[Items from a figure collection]
= = = =

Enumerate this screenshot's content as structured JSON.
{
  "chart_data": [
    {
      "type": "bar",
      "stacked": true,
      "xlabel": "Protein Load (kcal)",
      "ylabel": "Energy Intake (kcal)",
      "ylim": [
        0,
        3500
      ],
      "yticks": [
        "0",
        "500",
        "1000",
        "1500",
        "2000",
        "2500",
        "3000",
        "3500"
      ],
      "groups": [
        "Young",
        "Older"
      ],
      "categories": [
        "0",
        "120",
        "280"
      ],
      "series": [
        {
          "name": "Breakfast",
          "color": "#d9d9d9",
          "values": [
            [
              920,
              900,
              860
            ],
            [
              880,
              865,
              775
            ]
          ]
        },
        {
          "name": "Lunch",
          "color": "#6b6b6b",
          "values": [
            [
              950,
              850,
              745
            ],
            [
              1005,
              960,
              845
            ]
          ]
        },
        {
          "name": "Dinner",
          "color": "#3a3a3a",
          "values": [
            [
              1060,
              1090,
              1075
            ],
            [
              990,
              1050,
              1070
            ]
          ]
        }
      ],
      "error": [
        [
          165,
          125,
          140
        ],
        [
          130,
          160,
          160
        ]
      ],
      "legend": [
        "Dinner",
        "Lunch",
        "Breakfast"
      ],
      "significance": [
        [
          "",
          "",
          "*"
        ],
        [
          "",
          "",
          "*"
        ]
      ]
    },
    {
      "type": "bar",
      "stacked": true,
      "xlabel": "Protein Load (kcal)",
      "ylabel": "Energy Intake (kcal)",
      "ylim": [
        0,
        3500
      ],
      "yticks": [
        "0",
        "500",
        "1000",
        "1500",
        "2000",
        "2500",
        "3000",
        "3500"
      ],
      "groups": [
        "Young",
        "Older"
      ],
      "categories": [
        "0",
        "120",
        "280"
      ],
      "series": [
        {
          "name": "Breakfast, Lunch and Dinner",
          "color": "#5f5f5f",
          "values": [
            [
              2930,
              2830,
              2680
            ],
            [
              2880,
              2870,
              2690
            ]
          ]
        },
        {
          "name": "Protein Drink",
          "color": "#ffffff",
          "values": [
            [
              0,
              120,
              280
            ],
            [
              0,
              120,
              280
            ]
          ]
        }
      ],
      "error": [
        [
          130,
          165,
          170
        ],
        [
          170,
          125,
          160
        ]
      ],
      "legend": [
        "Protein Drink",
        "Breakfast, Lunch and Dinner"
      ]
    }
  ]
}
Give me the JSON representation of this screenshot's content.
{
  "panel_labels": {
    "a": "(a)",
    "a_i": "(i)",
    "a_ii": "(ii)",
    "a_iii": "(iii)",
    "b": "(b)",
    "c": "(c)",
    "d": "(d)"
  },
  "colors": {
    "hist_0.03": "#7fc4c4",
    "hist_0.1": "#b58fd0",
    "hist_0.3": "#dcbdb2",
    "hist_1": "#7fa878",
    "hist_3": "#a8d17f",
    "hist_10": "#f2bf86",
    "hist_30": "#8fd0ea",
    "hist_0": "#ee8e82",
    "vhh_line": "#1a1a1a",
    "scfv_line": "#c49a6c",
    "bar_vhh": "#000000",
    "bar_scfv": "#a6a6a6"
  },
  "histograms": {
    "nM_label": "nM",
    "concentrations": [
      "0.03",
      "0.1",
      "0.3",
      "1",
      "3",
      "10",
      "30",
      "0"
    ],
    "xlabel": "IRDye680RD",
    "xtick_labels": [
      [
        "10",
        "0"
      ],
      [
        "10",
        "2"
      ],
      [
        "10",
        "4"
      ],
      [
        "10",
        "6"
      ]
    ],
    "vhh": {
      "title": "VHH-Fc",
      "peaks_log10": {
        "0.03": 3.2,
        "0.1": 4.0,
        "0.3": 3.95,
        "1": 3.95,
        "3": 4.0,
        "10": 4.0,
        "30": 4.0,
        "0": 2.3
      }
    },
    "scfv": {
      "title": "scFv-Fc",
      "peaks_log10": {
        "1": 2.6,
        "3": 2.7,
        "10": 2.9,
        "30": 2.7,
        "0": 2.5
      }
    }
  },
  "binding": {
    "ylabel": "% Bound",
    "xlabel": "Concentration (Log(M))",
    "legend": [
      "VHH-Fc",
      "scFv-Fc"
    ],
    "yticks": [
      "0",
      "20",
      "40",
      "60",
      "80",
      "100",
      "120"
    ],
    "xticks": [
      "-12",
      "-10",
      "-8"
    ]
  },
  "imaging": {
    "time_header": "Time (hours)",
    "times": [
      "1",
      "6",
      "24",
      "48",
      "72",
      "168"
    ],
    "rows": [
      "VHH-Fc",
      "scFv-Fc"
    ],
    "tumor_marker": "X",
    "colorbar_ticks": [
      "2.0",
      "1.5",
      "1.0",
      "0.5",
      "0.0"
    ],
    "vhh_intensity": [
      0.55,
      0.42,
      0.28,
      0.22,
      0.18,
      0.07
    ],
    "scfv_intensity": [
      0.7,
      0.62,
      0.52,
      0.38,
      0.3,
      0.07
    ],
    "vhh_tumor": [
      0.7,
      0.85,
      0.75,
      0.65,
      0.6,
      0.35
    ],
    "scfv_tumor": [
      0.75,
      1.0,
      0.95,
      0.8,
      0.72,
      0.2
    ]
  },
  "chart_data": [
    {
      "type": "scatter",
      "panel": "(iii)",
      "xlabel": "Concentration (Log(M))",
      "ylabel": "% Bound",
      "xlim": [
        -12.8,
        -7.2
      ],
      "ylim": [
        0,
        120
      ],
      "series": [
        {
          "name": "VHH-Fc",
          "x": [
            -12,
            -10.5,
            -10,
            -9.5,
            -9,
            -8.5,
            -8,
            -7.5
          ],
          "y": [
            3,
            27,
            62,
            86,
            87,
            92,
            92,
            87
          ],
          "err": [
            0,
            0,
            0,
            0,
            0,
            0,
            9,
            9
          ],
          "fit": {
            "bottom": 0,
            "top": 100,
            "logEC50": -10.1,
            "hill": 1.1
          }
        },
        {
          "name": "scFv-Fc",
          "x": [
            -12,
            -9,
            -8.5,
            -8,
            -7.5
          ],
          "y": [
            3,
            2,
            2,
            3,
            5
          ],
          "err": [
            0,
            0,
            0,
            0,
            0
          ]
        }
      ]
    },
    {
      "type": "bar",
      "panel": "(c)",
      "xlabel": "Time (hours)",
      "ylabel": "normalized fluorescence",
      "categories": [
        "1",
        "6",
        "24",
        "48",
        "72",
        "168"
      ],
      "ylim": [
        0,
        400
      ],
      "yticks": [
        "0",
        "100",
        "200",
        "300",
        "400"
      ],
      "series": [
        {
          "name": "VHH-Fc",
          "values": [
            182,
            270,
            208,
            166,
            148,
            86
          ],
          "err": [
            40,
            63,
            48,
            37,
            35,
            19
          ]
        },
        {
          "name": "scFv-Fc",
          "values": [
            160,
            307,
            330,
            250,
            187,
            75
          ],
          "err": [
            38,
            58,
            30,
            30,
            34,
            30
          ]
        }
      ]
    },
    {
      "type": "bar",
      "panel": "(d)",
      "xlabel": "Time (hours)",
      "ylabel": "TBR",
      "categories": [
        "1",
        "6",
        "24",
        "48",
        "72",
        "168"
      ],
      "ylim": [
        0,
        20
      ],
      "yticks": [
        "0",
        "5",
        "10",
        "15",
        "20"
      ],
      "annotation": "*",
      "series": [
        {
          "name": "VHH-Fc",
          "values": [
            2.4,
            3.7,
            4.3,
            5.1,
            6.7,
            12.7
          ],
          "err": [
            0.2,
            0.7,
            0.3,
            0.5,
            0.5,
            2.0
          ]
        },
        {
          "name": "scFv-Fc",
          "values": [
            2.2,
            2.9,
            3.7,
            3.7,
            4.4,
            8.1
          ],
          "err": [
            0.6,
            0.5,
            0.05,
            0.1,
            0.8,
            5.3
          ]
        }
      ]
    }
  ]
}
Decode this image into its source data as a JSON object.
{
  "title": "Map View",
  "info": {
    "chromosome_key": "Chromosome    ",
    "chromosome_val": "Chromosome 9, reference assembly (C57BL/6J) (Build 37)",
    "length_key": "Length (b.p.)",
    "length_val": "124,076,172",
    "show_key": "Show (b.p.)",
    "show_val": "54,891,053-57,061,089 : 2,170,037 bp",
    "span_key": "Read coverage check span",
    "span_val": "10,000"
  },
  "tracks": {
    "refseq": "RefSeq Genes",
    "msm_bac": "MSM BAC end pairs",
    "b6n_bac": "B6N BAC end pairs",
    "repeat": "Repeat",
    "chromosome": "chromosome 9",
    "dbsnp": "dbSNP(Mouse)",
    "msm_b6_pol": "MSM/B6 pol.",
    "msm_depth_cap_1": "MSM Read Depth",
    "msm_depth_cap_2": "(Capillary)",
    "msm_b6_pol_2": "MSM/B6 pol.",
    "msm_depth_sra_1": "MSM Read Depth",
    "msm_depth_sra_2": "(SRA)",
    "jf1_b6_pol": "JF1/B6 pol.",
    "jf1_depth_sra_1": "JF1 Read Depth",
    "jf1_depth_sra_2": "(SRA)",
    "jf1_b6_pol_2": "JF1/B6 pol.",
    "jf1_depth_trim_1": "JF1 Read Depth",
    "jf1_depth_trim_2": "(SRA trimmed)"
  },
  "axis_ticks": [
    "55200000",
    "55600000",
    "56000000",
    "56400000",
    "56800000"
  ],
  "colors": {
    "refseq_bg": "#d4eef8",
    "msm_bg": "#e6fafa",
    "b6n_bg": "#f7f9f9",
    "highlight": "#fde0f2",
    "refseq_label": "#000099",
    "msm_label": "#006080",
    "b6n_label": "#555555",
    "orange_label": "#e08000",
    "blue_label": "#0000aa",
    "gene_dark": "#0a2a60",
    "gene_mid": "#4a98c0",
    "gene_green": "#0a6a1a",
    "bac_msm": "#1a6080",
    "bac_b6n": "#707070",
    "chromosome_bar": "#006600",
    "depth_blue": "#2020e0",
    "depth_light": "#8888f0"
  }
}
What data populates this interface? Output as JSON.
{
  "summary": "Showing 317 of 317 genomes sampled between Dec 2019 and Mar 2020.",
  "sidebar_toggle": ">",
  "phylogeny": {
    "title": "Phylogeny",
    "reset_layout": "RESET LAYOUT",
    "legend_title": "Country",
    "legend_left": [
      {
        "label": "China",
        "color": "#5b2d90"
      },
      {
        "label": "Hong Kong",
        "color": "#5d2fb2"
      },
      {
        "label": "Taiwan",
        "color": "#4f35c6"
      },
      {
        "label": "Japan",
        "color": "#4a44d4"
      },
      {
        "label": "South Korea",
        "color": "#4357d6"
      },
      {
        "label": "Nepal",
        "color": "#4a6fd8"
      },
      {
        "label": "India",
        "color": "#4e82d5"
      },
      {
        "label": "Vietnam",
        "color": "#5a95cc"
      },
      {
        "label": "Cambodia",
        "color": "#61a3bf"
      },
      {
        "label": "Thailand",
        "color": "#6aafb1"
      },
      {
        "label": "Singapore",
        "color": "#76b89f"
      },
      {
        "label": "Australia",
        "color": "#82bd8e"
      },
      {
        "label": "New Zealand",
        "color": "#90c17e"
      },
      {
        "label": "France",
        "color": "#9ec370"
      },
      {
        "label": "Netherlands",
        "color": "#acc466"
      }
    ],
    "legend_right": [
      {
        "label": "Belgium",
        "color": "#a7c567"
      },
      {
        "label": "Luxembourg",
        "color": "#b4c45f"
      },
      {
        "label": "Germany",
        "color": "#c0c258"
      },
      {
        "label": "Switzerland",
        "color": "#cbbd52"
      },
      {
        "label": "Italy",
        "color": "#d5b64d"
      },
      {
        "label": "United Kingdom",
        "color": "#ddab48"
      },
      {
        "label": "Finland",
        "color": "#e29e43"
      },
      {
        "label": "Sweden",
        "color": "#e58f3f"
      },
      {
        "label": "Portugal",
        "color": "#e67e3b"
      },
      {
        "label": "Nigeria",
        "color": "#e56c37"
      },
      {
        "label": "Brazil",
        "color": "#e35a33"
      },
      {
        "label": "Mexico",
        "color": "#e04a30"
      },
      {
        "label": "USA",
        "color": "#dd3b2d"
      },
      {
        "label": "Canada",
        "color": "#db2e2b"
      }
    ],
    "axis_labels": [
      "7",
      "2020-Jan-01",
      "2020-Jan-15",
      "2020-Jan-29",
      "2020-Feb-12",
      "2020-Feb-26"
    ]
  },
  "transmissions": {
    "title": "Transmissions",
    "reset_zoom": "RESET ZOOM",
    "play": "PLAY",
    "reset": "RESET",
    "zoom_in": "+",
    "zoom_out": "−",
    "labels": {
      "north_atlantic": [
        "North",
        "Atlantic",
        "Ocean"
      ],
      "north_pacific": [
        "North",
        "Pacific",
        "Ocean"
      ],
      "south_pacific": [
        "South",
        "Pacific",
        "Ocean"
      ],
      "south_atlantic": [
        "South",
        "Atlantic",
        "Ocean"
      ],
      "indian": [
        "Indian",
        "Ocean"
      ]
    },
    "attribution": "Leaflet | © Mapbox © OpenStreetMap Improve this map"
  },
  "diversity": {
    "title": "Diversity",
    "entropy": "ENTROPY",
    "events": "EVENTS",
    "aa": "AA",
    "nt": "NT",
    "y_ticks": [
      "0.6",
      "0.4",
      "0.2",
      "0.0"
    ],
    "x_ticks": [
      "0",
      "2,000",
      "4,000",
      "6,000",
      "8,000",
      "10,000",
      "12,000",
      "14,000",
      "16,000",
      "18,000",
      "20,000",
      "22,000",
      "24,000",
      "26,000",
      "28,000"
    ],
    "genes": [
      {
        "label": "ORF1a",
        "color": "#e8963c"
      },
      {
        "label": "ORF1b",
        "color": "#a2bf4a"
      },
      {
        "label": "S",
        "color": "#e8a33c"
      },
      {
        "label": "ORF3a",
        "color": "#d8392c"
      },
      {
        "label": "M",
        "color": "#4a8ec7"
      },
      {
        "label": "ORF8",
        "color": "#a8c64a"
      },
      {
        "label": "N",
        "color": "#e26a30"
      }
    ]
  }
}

= = = =

◆ **Goal of the exercise**
Throughout the records above, find the lines in which the word "Dinner" appears and return them.

◆ **Answer box**
          "name": "Dinner",
        "Dinner",
          "name": "Breakfast, Lunch and Dinner",
        "Breakfast, Lunch and Dinner"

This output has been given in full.